SET PROBLEM | What follows is a listing. Return every line of it exactly.

DATA SECTION |

________________________

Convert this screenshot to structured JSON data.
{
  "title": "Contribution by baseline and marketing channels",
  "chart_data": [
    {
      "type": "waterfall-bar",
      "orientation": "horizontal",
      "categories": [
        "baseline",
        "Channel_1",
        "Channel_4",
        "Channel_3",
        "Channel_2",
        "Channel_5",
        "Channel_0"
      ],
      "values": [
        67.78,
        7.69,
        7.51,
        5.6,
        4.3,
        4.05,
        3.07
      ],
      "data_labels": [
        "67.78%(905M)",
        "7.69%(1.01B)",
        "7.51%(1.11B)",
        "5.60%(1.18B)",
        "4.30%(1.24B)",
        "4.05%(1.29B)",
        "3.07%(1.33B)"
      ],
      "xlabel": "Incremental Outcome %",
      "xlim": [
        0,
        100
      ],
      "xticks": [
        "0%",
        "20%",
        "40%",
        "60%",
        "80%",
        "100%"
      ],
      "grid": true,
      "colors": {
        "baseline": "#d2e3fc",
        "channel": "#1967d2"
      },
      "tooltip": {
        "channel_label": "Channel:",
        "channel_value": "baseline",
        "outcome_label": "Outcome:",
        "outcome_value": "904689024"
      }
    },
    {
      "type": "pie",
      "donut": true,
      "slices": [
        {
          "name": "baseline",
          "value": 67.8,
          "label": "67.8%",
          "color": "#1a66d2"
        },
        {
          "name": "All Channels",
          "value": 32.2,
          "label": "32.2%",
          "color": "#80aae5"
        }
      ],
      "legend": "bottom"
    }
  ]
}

________________________

PROBLEM SOLUTION |
Convert this screenshot to structured JSON data.
{
  "title": "Contribution by baseline and marketing channels",
  "chart_data": [
    {
      "type": "waterfall-bar",
      "orientation": "horizontal",
      "categories": [
        "baseline",
        "Channel_1",
        "Channel_4",
        "Channel_3",
        "Channel_2",
        "Channel_5",
        "Channel_0"
      ],
      "values": [
        67.78,
        7.69,
        7.51,
        5.6,
        4.3,
        4.05,
        3.07
      ],
      "data_labels": [
        "67.78%(905M)",
        "7.69%(1.01B)",
        "7.51%(1.11B)",
        "5.60%(1.18B)",
        "4.30%(1.24B)",
        "4.05%(1.29B)",
        "3.07%(1.33B)"
      ],
      "xlabel": "Incremental Outcome %",
      "xlim": [
        0,
        100
      ],
      "xticks": [
        "0%",
        "20%",
        "40%",
        "60%",
        "80%",
        "100%"
      ],
      "grid": true,
      "colors": {
        "baseline": "#d2e3fc",
        "channel": "#1967d2"
      },
      "tooltip": {
        "channel_label": "Channel:",
        "channel_value": "baseline",
        "outcome_label": "Outcome:",
        "outcome_value": "904689024"
      }
    },
    {
      "type": "pie",
      "donut": true,
      "slices": [
        {
          "name": "baseline",
          "value": 67.8,
          "label": "67.8%",
          "color": "#1a66d2"
        },
        {
          "name": "All Channels",
          "value": 32.2,
          "label": "32.2%",
          "color": "#80aae5"
        }
      ],
      "legend": "bottom"
    }
  ]
}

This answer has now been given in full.